TASK STATEMENT -
Your reply should be a single number: how many lines contain the string "object".

Data entries:
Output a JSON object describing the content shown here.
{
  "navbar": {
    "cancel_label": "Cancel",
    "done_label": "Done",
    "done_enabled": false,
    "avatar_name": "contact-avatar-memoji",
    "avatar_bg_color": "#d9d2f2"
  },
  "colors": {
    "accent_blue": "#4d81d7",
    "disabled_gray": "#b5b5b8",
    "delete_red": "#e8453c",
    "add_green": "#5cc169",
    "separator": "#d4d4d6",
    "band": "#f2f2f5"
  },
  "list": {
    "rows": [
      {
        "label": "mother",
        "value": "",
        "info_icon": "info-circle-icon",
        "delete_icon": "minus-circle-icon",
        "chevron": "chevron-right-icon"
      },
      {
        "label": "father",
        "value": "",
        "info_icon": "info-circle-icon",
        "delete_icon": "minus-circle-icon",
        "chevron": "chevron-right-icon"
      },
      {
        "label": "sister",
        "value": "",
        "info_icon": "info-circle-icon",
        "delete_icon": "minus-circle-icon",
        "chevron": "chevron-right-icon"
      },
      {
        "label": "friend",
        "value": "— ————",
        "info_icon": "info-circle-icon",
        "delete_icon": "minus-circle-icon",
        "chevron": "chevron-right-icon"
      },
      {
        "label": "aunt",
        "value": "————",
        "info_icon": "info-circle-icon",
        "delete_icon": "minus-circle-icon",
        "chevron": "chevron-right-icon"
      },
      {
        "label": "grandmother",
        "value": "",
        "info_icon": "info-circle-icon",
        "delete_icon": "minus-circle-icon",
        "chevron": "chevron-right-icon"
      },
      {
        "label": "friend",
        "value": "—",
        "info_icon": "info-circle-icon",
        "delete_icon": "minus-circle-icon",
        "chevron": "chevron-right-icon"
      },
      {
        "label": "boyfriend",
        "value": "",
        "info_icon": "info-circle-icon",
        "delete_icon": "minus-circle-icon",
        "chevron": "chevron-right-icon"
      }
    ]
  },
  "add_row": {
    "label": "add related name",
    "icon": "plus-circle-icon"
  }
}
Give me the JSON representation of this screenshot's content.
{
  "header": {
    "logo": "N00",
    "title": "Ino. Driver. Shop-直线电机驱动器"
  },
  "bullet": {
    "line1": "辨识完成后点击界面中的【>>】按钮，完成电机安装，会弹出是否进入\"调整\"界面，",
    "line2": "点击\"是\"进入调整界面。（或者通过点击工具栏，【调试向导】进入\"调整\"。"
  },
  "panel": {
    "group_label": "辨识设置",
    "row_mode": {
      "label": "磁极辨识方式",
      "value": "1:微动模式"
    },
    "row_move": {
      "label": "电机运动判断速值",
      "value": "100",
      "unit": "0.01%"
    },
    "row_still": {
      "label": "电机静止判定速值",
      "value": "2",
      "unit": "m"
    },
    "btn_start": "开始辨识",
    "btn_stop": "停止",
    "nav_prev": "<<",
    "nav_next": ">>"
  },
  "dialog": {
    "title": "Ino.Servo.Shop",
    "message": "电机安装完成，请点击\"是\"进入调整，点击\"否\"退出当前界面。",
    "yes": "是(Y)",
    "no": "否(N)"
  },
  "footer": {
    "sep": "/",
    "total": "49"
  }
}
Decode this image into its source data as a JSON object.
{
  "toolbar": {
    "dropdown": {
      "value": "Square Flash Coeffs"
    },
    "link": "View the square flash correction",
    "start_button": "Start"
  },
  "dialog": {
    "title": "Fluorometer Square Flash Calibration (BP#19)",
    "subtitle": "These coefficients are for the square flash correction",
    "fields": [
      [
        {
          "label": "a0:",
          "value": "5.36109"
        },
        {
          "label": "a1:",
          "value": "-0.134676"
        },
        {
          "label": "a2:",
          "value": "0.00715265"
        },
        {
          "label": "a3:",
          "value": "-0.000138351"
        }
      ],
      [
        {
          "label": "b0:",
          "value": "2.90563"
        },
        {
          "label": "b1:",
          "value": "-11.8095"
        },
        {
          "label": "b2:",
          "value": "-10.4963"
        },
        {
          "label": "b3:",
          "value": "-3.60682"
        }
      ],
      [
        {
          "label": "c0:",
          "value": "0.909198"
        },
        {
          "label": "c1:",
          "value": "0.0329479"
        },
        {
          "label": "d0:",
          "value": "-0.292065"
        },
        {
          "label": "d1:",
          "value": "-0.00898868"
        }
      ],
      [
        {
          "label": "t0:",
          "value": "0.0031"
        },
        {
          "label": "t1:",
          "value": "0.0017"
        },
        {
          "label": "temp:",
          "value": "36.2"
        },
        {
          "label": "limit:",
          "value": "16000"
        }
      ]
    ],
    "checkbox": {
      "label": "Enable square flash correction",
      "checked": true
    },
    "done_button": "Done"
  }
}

RESPONSE TO THIS EXERCISE -
2